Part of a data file
========================================

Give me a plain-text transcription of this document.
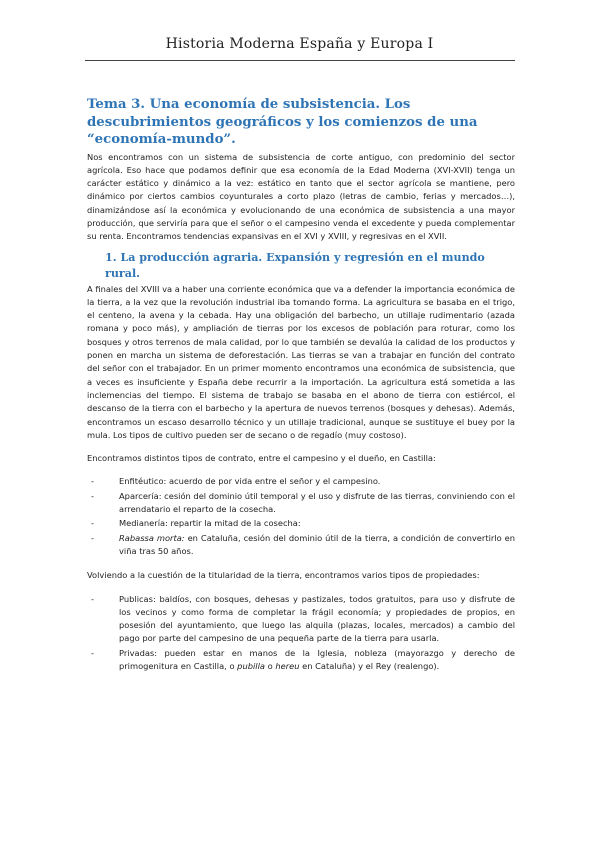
Historia Moderna España y Europa I
Tema 3. Una economía de subsistencia. Los descubrimientos geográficos y los comienzos de una “economía-mundo”.

Nos encontramos con un sistema de subsistencia de corte antiguo, con predominio del sector agrícola. Eso hace que podamos definir que esa economía de la Edad Moderna (XVI-XVII) tenga un carácter estático y dinámico a la vez: estático en tanto que el sector agrícola se mantiene, pero dinámico por ciertos cambios coyunturales a corto plazo (letras de cambio, ferias y mercados…), dinamizándose así la económica y evolucionando de una económica de subsistencia a una mayor producción, que serviría para que el señor o el campesino venda el excedente y pueda complementar su renta. Encontramos tendencias expansivas en el XVI y XVIII, y regresivas en el XVII.

1. La producción agraria. Expansión y regresión en el mundo rural.

A finales del XVIII va a haber una corriente económica que va a defender la importancia económica de la tierra, a la vez que la revolución industrial iba tomando forma. La agricultura se basaba en el trigo, el centeno, la avena y la cebada. Hay una obligación del barbecho, un utillaje rudimentario (azada romana y poco más), y ampliación de tierras por los excesos de población para roturar, como los bosques y otros terrenos de mala calidad, por lo que también se devalúa la calidad de los productos y ponen en marcha un sistema de deforestación. Las tierras se van a trabajar en función del contrato del señor con el trabajador. En un primer momento encontramos una económica de subsistencia, que a veces es insuficiente y España debe recurrir a la importación. La agricultura está sometida a las inclemencias del tiempo. El sistema de trabajo se basaba en el abono de tierra con estiércol, el descanso de la tierra con el barbecho y la apertura de nuevos terrenos (bosques y dehesas). Además, encontramos un escaso desarrollo técnico y un utillaje tradicional, aunque se sustituye el buey por la mula. Los tipos de cultivo pueden ser de secano o de regadío (muy costoso).

Encontramos distintos tipos de contrato, entre el campesino y el dueño, en Castilla:

-	Enfitéutico: acuerdo de por vida entre el señor y el campesino.
-	Aparcería: cesión del dominio útil temporal y el uso y disfrute de las tierras, conviniendo con el arrendatario el reparto de la cosecha.
-	Medianería: repartir la mitad de la cosecha:
-	Rabassa morta: en Cataluña, cesión del dominio útil de la tierra, a condición de convertirlo en viña tras 50 años.

Volviendo a la cuestión de la titularidad de la tierra, encontramos varios tipos de propiedades:

-	Publicas: baldíos, con bosques, dehesas y pastizales, todos gratuitos, para uso y disfrute de los vecinos y como forma de completar la frágil economía; y propiedades de propios, en posesión del ayuntamiento, que luego las alquila (plazas, locales, mercados) a cambio del pago por parte del campesino de una pequeña parte de la tierra para usarla.
-	Privadas: pueden estar en manos de la Iglesia, nobleza (mayorazgo y derecho de primogenitura en Castilla, o pubilla o hereu en Cataluña) y el Rey (realengo).
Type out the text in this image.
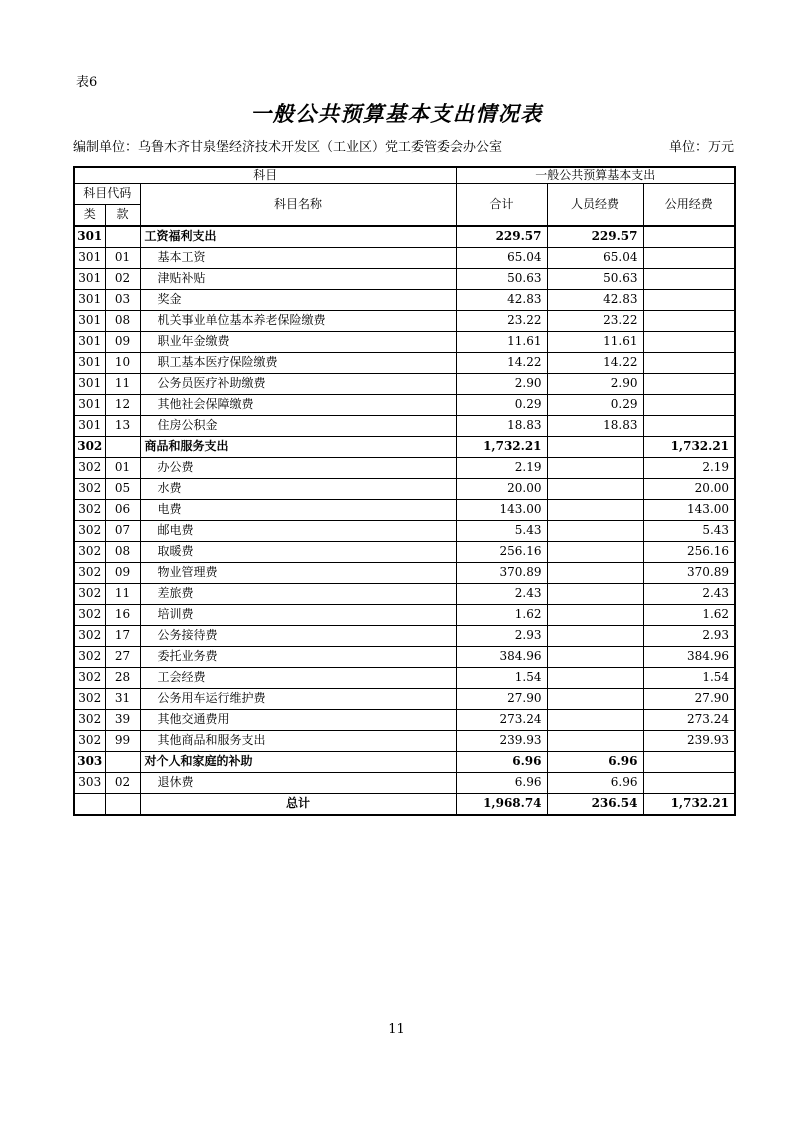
表6
一般公共预算基本支出情况表
编制单位：乌鲁木齐甘泉堡经济技术开发区（工业区）党工委管委会办公室	单位：万元
科目			一般公共预算基本支出		
科目代码		科目名称	合计	人员经费	公用经费
类	款				
301		工资福利支出	229.57	229.57	
301	01	基本工资	65.04	65.04	
301	02	津贴补贴	50.63	50.63	
301	03	奖金	42.83	42.83	
301	08	机关事业单位基本养老保险缴费	23.22	23.22	
301	09	职业年金缴费	11.61	11.61	
301	10	职工基本医疗保险缴费	14.22	14.22	
301	11	公务员医疗补助缴费	2.90	2.90	
301	12	其他社会保障缴费	0.29	0.29	
301	13	住房公积金	18.83	18.83	
302		商品和服务支出	1,732.21		1,732.21
302	01	办公费	2.19		2.19
302	05	水费	20.00		20.00
302	06	电费	143.00		143.00
302	07	邮电费	5.43		5.43
302	08	取暖费	256.16		256.16
302	09	物业管理费	370.89		370.89
302	11	差旅费	2.43		2.43
302	16	培训费	1.62		1.62
302	17	公务接待费	2.93		2.93
302	27	委托业务费	384.96		384.96
302	28	工会经费	1.54		1.54
302	31	公务用车运行维护费	27.90		27.90
302	39	其他交通费用	273.24		273.24
302	99	其他商品和服务支出	239.93		239.93
303		对个人和家庭的补助	6.96	6.96	
303	02	退休费	6.96	6.96	
		总计	1,968.74	236.54	1,732.21
11
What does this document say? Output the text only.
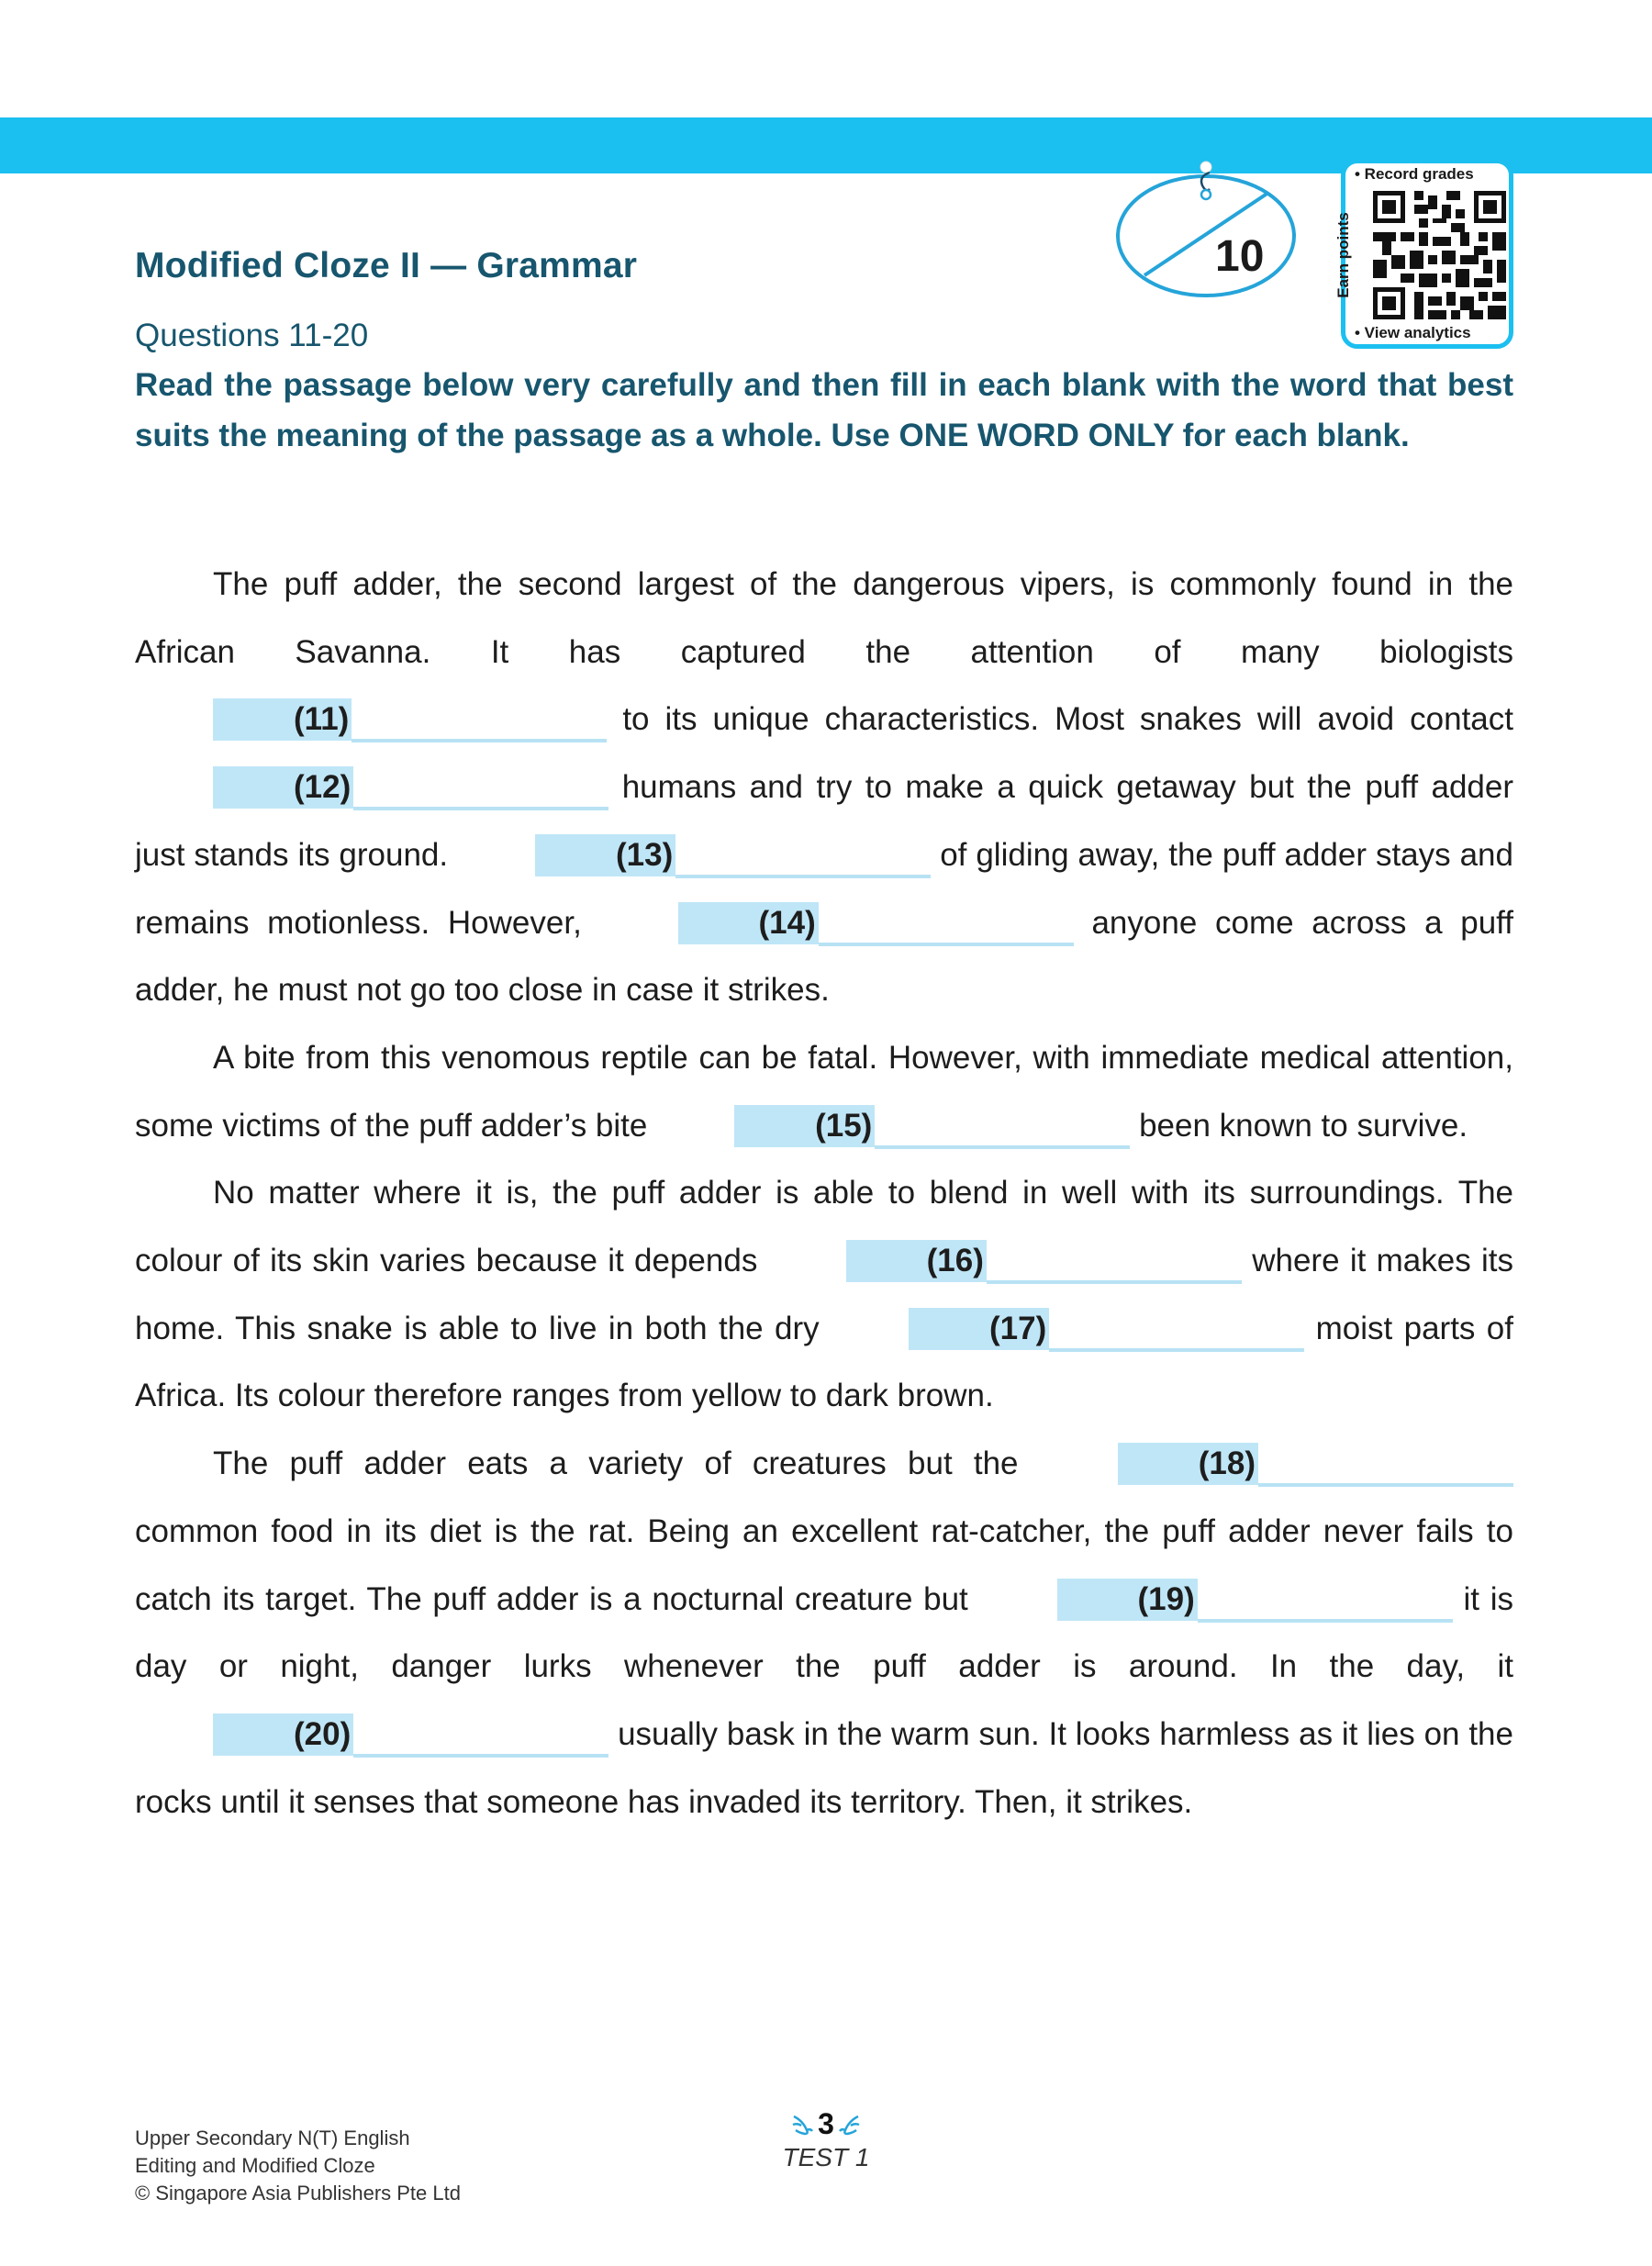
Modified Cloze II — Grammar
Questions 11-20
Read the passage below very carefully and then fill in each blank with the word that best suits the meaning of the passage as a whole. Use ONE WORD ONLY for each blank.
10
• Record grades
Earn points
• View analytics

The puff adder, the second largest of the dangerous vipers, is commonly found in the African Savanna. It has captured the attention of many biologists (11)	to its unique characteristics. Most snakes will avoid contact (12)	humans and try to make a quick getaway but the puff adder just stands its ground.	(13)	of gliding away, the puff adder stays and remains motionless. However,	(14)	anyone come across a puff adder, he must not go too close in case it strikes.

A bite from this venomous reptile can be fatal. However, with immediate medical attention, some victims of the puff adder’s bite	(15)	been known to survive.

No matter where it is, the puff adder is able to blend in well with its surroundings. The colour of its skin varies because it depends	(16)	where it makes its home. This snake is able to live in both the dry	(17)	moist parts of Africa. Its colour therefore ranges from yellow to dark brown.

The puff adder eats a variety of creatures but the	(18) common food in its diet is the rat. Being an excellent rat-catcher, the puff adder never fails to catch its target. The puff adder is a nocturnal creature but	(19)	it is day or night, danger lurks whenever the puff adder is around. In the day, it (20)	usually bask in the warm sun. It looks harmless as it lies on the rocks until it senses that someone has invaded its territory. Then, it strikes.

Upper Secondary N(T) English
Editing and Modified Cloze
© Singapore Asia Publishers Pte Ltd
3
TEST 1
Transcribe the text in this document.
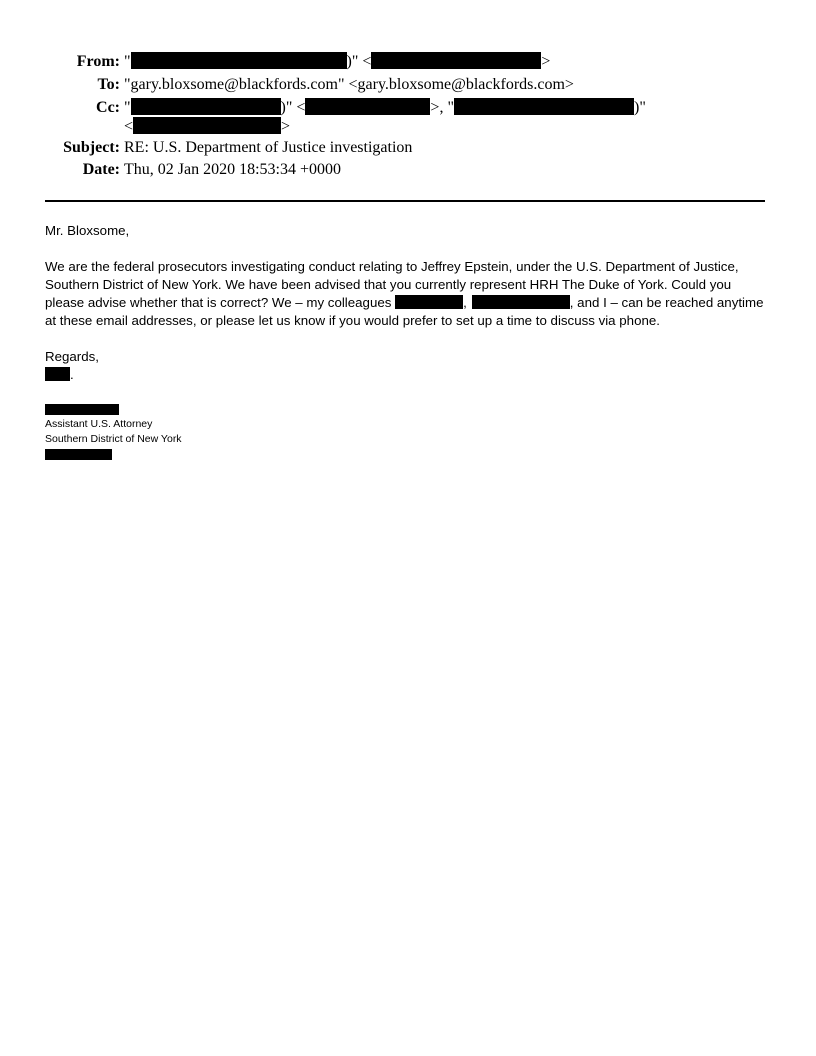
From: "	)" <	>
To: "gary.bloxsome@blackfords.com" <gary.bloxsome@blackfords.com>
Cc: "	)" <	>, "	)"
<	>
Subject: RE: U.S. Department of Justice investigation
Date: Thu, 02 Jan 2020 18:53:34 +0000
Mr. Bloxsome,
We are the federal prosecutors investigating conduct relating to Jeffrey Epstein, under the U.S. Department of Justice,
Southern District of New York. We have been advised that you currently represent HRH The Duke of York. Could you
please advise whether that is correct? We – my colleagues	,	, and I – can be reached anytime
at these email addresses, or please let us know if you would prefer to set up a time to discuss via phone.
Regards,
.
Assistant U.S. Attorney
Southern District of New York
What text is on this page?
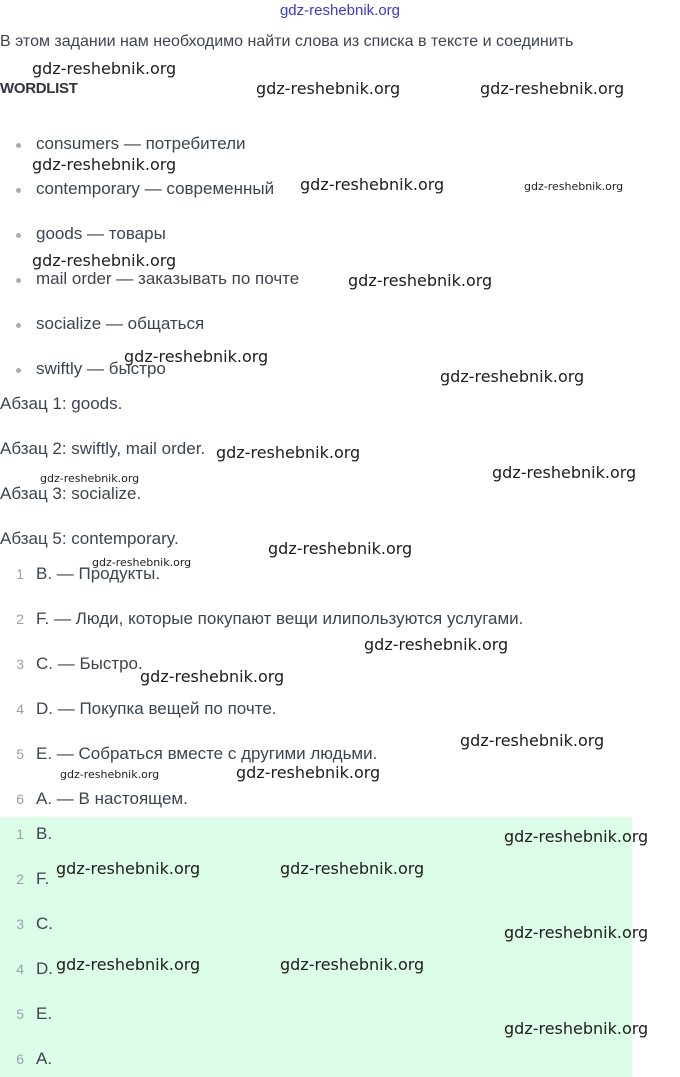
gdz-reshebnik.org
В этом задании нам необходимо найти слова из списка в тексте и соединить
WORDLIST
consumers — потребители
contemporary — современный
goods — товары
mail order — заказывать по почте
socialize — общаться
swiftly — быстро
Абзац 1: goods.
Абзац 2: swiftly, mail order.
Абзац 3: socialize.
Абзац 5: contemporary.
1 B. — Продукты.
2 F. — Люди, которые покупают вещи илипользуются услугами.
3 C. — Быстро.
4 D. — Покупка вещей по почте.
5 E. — Собраться вместе с другими людьми.
6 A. — В настоящем.
1 B.
2 F.
3 C.
4 D.
5 E.
6 A.
gdz-reshebnik.org
gdz-reshebnik.org	gdz-reshebnik.org
gdz-reshebnik.org
gdz-reshebnik.org	gdz-reshebnik.org
gdz-reshebnik.org
gdz-reshebnik.org
gdz-reshebnik.org
gdz-reshebnik.org
gdz-reshebnik.org
gdz-reshebnik.org
gdz-reshebnik.org
gdz-reshebnik.org
gdz-reshebnik.org
gdz-reshebnik.org
gdz-reshebnik.org
gdz-reshebnik.org
gdz-reshebnik.org	gdz-reshebnik.org
gdz-reshebnik.org
gdz-reshebnik.org	gdz-reshebnik.org
gdz-reshebnik.org
gdz-reshebnik.org	gdz-reshebnik.org
gdz-reshebnik.org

========================================

INSTRUCTIONS TO FOLLOW:
Check each line above for the string "order" and show the ones that have it.

OUTPUT OF THE TASK:
mail order — заказывать по почте
Абзац 2: swiftly, mail order.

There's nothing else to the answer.